::: SOURCE MATERIAL
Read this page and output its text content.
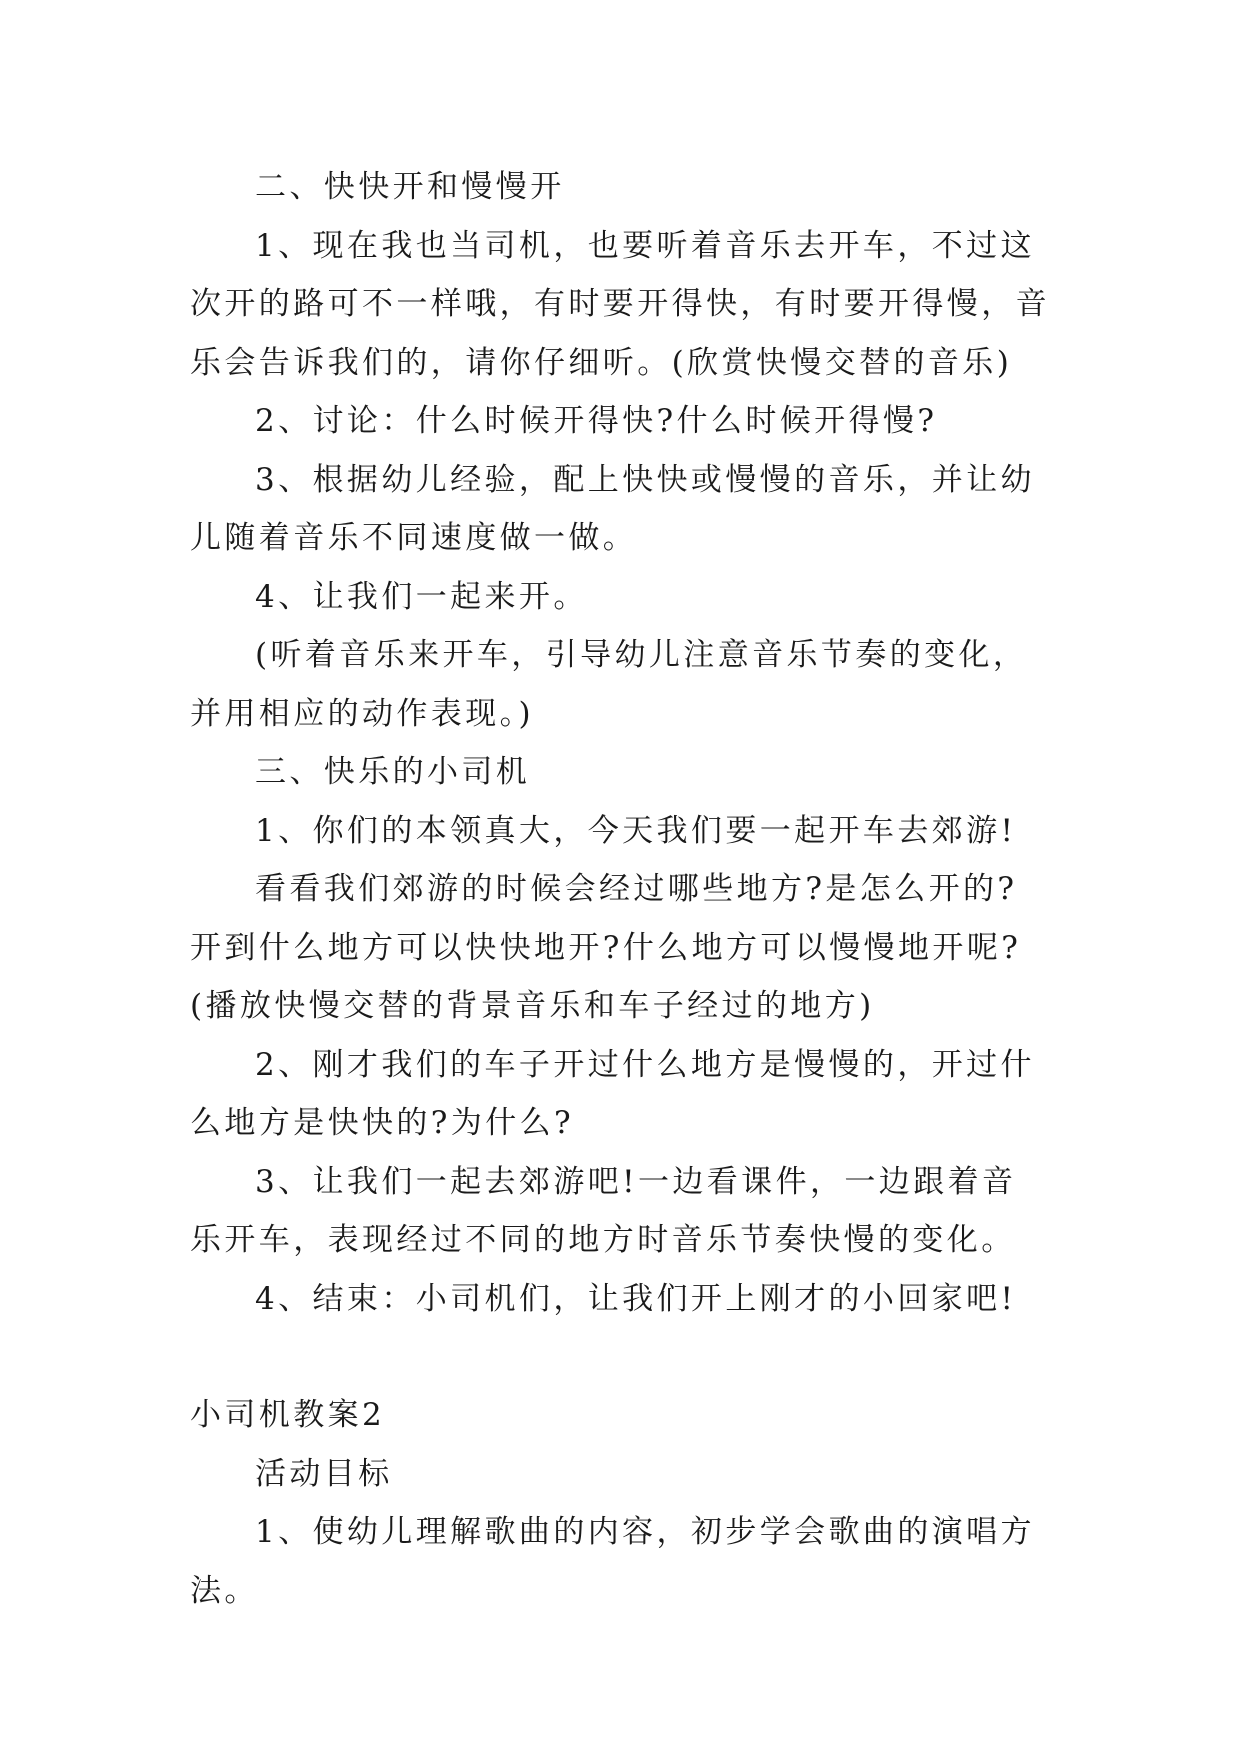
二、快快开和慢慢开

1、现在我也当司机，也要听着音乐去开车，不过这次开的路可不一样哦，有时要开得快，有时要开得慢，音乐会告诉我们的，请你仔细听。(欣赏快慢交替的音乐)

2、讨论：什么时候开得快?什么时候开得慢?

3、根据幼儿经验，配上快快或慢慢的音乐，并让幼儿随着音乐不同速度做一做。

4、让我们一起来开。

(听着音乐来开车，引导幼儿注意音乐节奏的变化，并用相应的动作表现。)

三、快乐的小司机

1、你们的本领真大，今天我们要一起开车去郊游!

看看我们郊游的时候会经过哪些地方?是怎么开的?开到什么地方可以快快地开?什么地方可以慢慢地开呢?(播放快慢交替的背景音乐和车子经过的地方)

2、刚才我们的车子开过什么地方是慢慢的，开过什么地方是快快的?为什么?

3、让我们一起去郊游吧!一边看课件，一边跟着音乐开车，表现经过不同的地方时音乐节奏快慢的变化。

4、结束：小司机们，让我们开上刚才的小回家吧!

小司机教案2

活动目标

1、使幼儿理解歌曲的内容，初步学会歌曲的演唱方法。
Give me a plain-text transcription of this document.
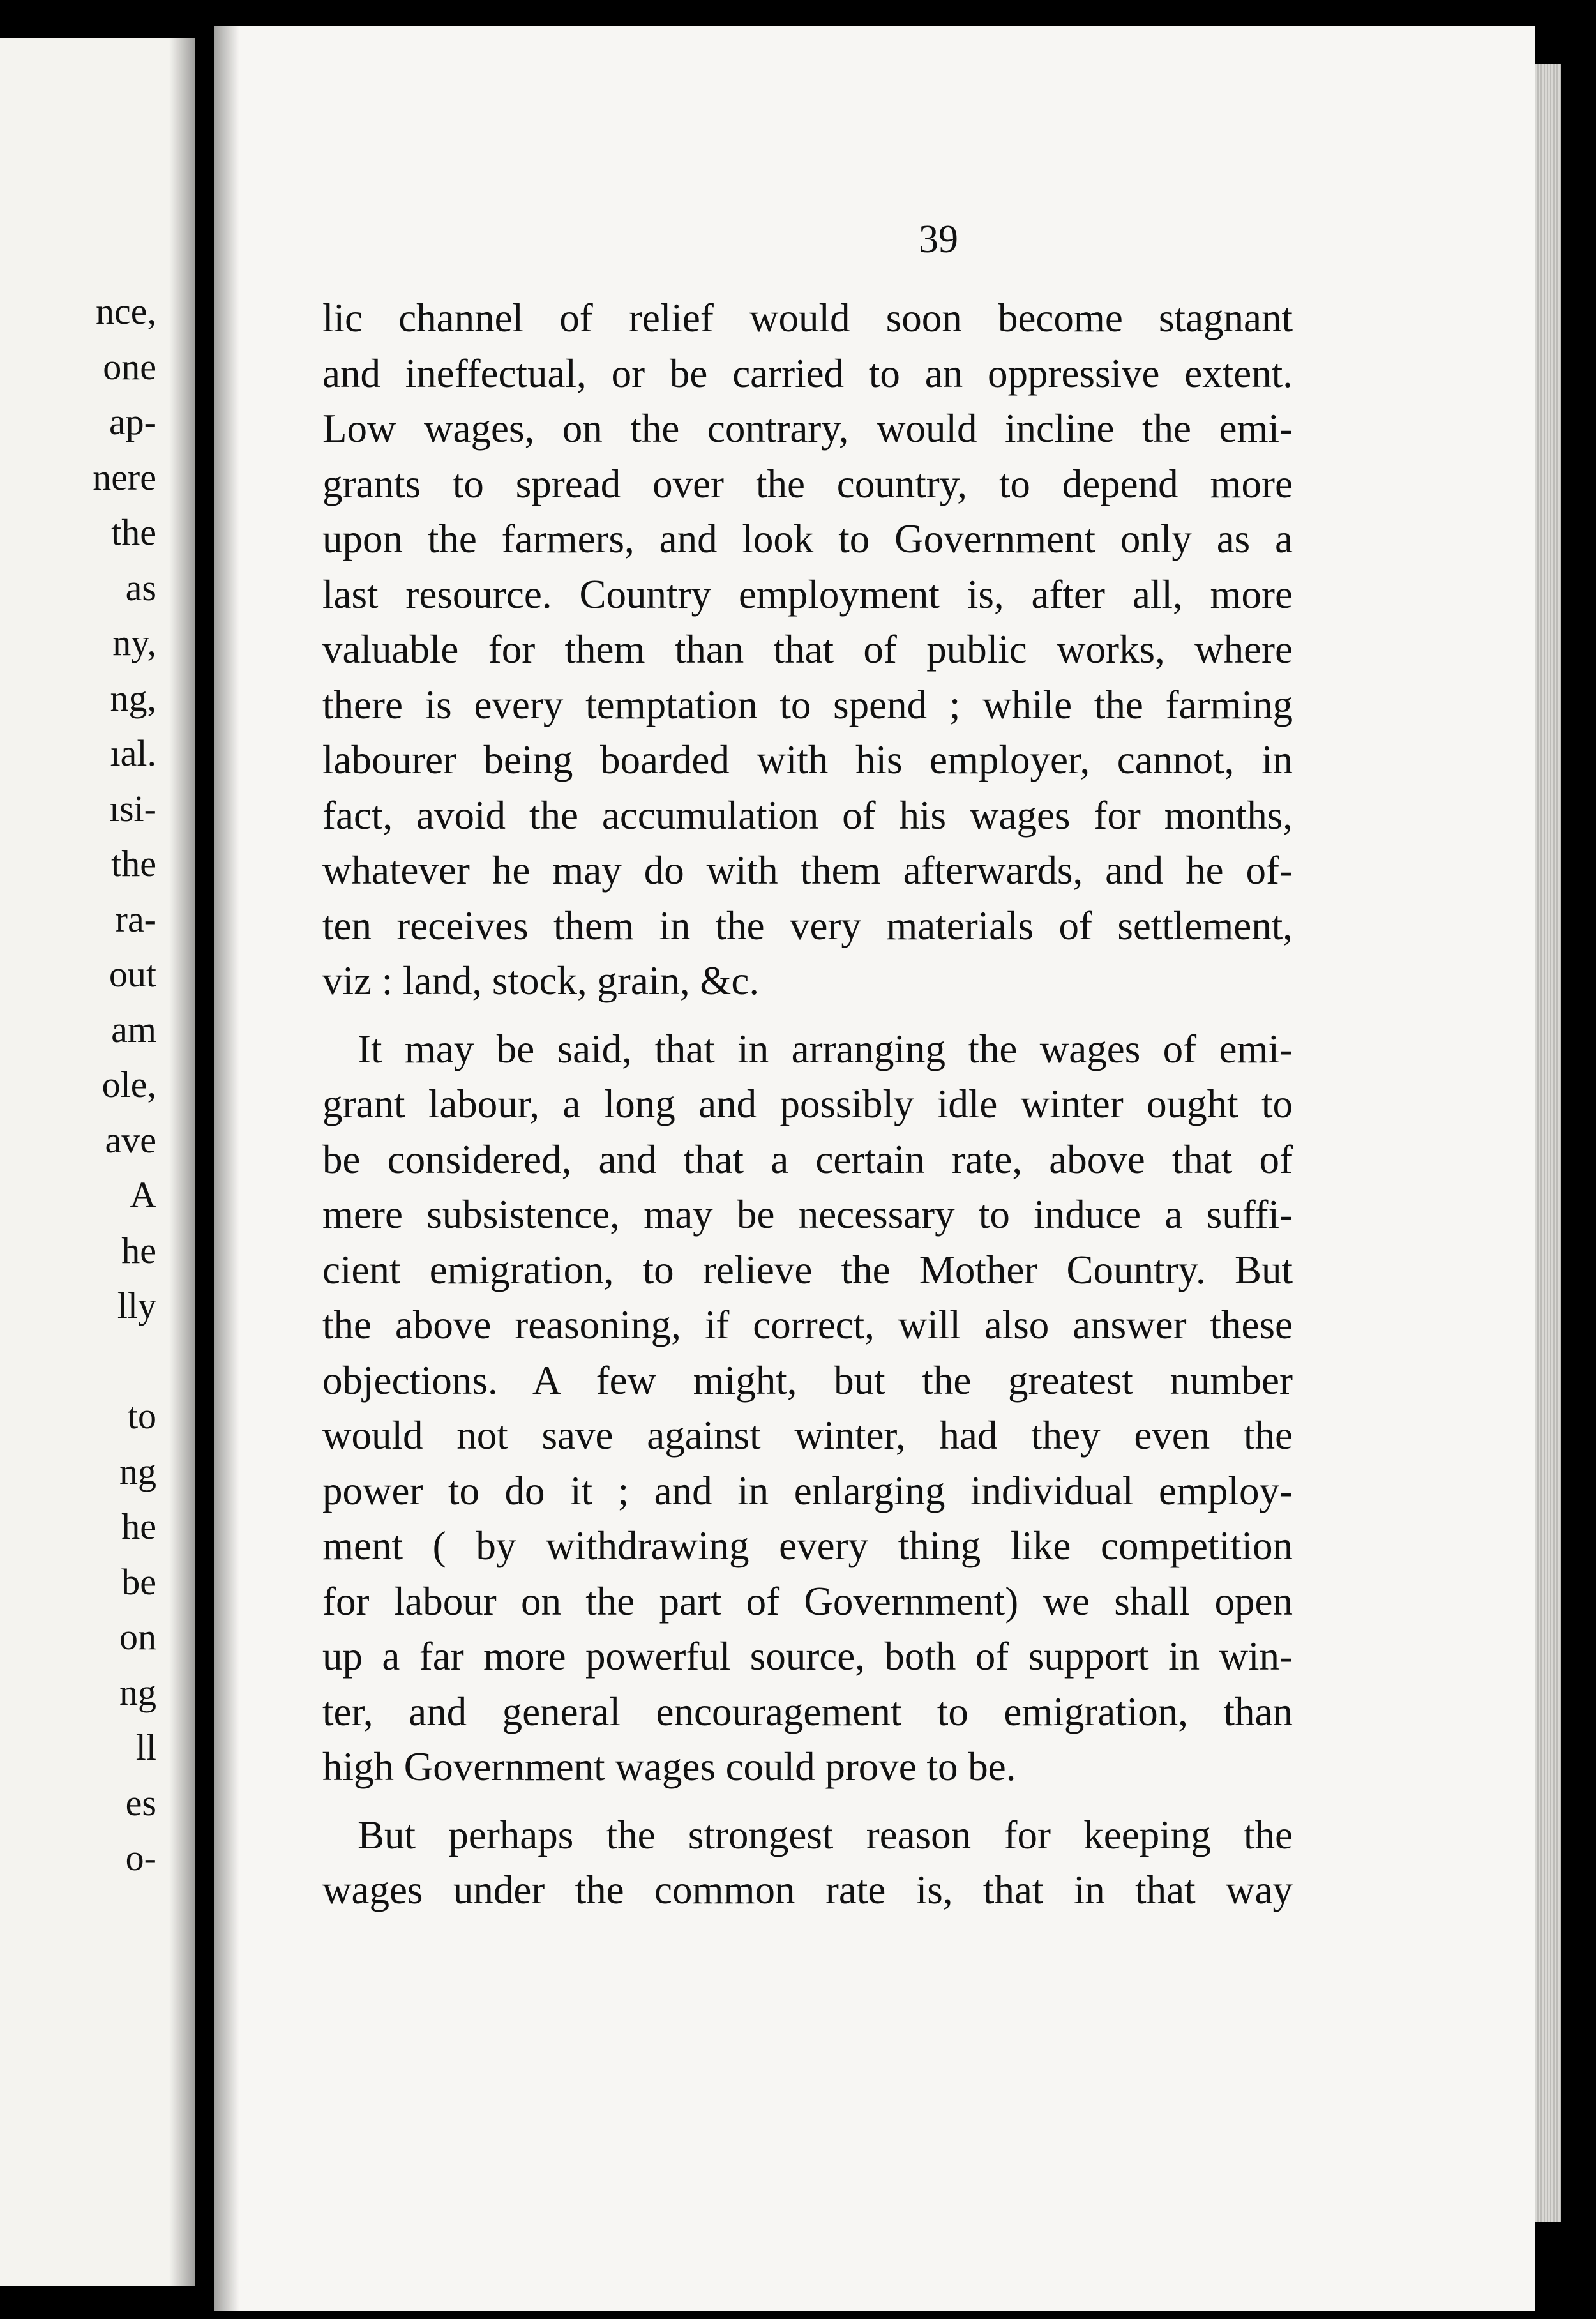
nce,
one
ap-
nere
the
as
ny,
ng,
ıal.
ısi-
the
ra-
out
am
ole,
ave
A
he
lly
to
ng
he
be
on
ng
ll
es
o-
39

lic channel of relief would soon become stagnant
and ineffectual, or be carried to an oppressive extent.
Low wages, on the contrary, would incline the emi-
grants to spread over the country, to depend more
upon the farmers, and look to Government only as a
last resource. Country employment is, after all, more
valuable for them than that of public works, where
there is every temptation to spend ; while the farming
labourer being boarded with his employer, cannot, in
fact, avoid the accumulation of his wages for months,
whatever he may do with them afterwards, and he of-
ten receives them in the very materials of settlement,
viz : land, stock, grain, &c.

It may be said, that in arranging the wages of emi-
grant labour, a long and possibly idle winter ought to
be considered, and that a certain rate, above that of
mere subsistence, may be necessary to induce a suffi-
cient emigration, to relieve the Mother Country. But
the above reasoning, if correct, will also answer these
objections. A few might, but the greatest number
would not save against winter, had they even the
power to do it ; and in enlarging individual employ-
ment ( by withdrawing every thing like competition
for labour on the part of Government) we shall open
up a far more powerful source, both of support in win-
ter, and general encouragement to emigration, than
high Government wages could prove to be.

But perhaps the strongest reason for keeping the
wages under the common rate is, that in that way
::::::
Transcribe the records above verbatim. Do not carry over any picture.

Read this page and output its text content.
二、快快开和慢慢开

1、现在我也当司机，也要听着音乐去开车，不过这次开的路可不一样哦，有时要开得快，有时要开得慢，音乐会告诉我们的，请你仔细听。(欣赏快慢交替的音乐)

2、讨论：什么时候开得快?什么时候开得慢?

3、根据幼儿经验，配上快快或慢慢的音乐，并让幼儿随着音乐不同速度做一做。

4、让我们一起来开。

(听着音乐来开车，引导幼儿注意音乐节奏的变化，并用相应的动作表现。)

三、快乐的小司机

1、你们的本领真大，今天我们要一起开车去郊游!

看看我们郊游的时候会经过哪些地方?是怎么开的?开到什么地方可以快快地开?什么地方可以慢慢地开呢?(播放快慢交替的背景音乐和车子经过的地方)

2、刚才我们的车子开过什么地方是慢慢的，开过什么地方是快快的?为什么?

3、让我们一起去郊游吧!一边看课件，一边跟着音乐开车，表现经过不同的地方时音乐节奏快慢的变化。

4、结束：小司机们，让我们开上刚才的小回家吧!

小司机教案2

活动目标

1、使幼儿理解歌曲的内容，初步学会歌曲的演唱方法。
Give me a plain-text transcription of this document.
nce,
one
ap-
nere
the
as
ny,
ng,
ıal.
ısi-
the
ra-
out
am
ole,
ave
A
he
lly
to
ng
he
be
on
ng
ll
es
o-
39

lic channel of relief would soon become stagnant
and ineffectual, or be carried to an oppressive extent.
Low wages, on the contrary, would incline the emi-
grants to spread over the country, to depend more
upon the farmers, and look to Government only as a
last resource. Country employment is, after all, more
valuable for them than that of public works, where
there is every temptation to spend ; while the farming
labourer being boarded with his employer, cannot, in
fact, avoid the accumulation of his wages for months,
whatever he may do with them afterwards, and he of-
ten receives them in the very materials of settlement,
viz : land, stock, grain, &c.

It may be said, that in arranging the wages of emi-
grant labour, a long and possibly idle winter ought to
be considered, and that a certain rate, above that of
mere subsistence, may be necessary to induce a suffi-
cient emigration, to relieve the Mother Country. But
the above reasoning, if correct, will also answer these
objections. A few might, but the greatest number
would not save against winter, had they even the
power to do it ; and in enlarging individual employ-
ment ( by withdrawing every thing like competition
for labour on the part of Government) we shall open
up a far more powerful source, both of support in win-
ter, and general encouragement to emigration, than
high Government wages could prove to be.

But perhaps the strongest reason for keeping the
wages under the common rate is, that in that way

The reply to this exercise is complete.